— BEGIN Records provided —

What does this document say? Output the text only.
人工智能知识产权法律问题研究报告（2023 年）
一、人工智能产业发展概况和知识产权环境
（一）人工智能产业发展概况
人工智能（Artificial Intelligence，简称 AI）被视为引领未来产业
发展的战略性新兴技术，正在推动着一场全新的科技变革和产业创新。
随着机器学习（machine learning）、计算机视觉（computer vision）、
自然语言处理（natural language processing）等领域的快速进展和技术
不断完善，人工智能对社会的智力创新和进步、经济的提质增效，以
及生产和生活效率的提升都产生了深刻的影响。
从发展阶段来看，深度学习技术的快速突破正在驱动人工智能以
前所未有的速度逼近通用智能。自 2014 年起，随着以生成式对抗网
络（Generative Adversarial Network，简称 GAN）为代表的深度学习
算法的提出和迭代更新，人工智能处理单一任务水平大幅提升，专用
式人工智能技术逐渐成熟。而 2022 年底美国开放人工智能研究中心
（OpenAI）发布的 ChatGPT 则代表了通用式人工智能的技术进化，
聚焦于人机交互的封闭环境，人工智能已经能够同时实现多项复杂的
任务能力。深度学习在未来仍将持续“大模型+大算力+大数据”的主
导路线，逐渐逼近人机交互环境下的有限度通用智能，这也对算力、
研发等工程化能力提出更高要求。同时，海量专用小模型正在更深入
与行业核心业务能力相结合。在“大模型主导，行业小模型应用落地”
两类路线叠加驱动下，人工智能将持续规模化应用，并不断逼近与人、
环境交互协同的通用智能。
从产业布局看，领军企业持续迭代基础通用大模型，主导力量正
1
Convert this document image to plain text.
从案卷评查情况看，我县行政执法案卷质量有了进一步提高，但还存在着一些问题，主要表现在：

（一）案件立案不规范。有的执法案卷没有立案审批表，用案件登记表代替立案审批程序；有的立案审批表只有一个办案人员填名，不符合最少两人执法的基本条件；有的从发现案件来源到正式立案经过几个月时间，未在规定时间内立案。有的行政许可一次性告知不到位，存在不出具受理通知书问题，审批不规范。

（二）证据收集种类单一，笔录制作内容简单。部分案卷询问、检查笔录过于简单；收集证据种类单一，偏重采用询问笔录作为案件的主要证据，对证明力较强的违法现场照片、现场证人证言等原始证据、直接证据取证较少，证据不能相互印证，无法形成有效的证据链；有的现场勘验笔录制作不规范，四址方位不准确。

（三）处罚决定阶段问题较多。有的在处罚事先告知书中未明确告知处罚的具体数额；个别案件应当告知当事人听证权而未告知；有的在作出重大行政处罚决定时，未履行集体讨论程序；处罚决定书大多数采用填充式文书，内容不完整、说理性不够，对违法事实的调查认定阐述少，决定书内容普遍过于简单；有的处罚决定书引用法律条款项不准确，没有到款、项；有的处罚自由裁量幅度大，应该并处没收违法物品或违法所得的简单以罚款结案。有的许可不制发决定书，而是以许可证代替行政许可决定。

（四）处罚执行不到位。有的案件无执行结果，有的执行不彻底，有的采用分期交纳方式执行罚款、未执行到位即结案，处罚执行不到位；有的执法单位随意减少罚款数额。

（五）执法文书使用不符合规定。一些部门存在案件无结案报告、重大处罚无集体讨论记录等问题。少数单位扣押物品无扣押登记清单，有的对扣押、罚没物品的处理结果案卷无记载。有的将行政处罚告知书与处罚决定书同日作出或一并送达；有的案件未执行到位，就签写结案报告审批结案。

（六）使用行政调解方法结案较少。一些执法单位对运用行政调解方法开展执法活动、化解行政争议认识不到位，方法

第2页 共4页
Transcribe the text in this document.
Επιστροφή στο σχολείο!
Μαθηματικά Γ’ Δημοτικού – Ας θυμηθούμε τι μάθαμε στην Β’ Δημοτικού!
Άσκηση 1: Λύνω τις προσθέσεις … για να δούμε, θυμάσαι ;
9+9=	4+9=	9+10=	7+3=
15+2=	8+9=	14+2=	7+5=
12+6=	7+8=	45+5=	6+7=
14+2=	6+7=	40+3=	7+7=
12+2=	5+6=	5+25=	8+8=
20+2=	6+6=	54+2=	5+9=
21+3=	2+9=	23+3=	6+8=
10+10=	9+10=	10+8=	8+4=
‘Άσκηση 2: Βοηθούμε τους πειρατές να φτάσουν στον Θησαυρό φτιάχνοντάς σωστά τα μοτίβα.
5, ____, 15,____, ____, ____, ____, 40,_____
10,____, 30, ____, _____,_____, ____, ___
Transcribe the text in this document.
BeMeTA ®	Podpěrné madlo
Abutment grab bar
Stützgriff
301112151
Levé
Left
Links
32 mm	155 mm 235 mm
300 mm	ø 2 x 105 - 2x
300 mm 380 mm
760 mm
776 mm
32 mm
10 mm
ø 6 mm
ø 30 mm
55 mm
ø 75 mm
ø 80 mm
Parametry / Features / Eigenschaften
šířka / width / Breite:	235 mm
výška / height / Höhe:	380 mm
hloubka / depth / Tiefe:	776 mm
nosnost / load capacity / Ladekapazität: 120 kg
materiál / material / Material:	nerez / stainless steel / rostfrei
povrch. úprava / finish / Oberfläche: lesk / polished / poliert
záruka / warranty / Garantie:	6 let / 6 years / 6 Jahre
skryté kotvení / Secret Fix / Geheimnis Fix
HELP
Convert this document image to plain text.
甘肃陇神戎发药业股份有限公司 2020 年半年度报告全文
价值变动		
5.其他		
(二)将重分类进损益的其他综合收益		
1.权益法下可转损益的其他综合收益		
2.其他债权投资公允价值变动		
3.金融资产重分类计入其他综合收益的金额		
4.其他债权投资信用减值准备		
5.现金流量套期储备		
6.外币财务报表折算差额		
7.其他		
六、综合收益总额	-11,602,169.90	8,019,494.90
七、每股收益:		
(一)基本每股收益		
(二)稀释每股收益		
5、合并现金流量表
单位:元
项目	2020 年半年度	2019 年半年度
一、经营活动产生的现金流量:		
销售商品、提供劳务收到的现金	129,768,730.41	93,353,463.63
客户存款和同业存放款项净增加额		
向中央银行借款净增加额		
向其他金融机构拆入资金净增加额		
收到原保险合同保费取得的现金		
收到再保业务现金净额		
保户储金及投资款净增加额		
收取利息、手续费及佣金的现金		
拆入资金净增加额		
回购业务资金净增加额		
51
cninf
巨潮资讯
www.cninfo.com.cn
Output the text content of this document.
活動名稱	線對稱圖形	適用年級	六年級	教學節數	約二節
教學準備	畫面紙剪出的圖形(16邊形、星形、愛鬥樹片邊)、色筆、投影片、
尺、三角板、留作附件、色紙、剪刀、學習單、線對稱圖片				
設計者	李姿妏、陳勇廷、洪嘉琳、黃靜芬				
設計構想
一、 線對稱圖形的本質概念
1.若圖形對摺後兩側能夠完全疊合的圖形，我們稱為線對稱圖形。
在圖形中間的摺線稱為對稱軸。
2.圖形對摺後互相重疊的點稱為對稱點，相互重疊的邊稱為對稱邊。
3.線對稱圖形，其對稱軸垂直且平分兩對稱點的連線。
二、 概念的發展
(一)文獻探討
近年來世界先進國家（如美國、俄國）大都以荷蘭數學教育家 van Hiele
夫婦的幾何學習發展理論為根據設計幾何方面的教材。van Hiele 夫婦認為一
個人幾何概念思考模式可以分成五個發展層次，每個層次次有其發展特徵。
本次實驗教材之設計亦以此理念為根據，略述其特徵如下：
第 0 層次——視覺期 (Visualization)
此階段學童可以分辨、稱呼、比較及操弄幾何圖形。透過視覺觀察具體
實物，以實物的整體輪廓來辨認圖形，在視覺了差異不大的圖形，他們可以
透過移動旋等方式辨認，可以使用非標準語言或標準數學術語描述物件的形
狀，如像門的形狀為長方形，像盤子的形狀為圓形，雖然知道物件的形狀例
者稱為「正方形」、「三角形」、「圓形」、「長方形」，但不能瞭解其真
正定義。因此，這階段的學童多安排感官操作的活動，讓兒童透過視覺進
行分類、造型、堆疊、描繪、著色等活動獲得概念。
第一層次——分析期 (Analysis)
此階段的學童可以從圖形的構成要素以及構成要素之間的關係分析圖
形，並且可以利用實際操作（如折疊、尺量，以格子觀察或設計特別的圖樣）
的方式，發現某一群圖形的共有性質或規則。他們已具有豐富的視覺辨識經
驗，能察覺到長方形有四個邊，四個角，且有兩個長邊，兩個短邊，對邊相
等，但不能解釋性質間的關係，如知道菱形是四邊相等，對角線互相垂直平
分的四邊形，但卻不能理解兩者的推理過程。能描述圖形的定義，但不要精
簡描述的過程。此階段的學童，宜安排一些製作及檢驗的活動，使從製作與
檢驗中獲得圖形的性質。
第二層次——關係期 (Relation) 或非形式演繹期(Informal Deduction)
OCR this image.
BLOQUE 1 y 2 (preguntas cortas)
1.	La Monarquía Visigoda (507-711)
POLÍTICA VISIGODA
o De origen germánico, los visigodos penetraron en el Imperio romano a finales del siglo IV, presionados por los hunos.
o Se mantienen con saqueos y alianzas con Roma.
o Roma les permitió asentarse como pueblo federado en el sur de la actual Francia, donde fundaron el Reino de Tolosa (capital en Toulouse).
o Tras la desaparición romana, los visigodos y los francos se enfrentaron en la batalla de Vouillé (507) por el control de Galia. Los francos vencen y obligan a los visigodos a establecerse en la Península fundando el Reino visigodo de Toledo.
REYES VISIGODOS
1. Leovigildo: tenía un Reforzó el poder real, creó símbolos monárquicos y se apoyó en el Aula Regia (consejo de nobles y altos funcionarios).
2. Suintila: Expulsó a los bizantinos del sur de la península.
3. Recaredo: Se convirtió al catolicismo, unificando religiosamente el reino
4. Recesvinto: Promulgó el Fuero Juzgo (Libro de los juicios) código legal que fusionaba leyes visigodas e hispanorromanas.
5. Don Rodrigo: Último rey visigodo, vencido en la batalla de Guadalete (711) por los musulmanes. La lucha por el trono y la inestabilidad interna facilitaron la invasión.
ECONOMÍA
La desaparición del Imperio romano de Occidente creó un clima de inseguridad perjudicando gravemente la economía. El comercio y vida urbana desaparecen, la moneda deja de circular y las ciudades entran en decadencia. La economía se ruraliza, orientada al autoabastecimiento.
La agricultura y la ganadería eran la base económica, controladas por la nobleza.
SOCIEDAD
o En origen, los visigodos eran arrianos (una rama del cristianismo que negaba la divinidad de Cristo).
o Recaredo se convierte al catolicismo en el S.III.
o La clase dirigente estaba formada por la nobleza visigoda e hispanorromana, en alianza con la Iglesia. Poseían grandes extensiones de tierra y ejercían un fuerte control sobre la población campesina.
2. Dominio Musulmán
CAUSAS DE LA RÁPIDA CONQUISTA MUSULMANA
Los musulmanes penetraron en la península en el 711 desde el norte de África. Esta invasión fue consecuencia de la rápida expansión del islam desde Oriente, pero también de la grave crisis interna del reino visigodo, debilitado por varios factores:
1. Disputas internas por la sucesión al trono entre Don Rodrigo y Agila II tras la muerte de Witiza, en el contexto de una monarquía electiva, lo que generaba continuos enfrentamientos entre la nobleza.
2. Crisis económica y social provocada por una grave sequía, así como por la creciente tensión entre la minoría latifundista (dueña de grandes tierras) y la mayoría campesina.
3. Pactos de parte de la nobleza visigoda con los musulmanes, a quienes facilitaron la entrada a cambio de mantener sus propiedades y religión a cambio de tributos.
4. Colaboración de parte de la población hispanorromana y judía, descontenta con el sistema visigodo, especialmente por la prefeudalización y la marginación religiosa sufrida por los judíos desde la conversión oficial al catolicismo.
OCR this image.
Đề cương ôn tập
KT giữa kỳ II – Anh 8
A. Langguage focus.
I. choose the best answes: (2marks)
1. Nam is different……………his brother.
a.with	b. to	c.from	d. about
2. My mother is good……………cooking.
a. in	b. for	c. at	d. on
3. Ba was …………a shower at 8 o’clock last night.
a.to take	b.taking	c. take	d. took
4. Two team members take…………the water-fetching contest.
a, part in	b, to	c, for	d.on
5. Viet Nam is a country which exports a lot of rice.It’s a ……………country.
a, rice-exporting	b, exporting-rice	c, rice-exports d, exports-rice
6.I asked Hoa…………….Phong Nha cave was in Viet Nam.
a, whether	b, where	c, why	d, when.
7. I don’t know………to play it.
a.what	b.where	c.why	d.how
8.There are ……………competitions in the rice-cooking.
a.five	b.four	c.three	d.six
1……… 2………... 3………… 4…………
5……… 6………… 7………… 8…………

— END Records provided —

:: Problem details ::
In the lines above, locate the string "batalla". Copy every line where it occurs.

:: Problem solution ::
o Tras la desaparición romana, los visigodos y los francos se enfrentaron en la batalla de Vouillé (507) por el control de Galia. Los francos vencen y obligan a los visigodos a establecerse en la Península fundando el Reino visigodo de Toledo.
5. Don Rodrigo: Último rey visigodo, vencido en la batalla de Guadalete (711) por los musulmanes. La lucha por el trono y la inestabilidad interna facilitaron la invasión.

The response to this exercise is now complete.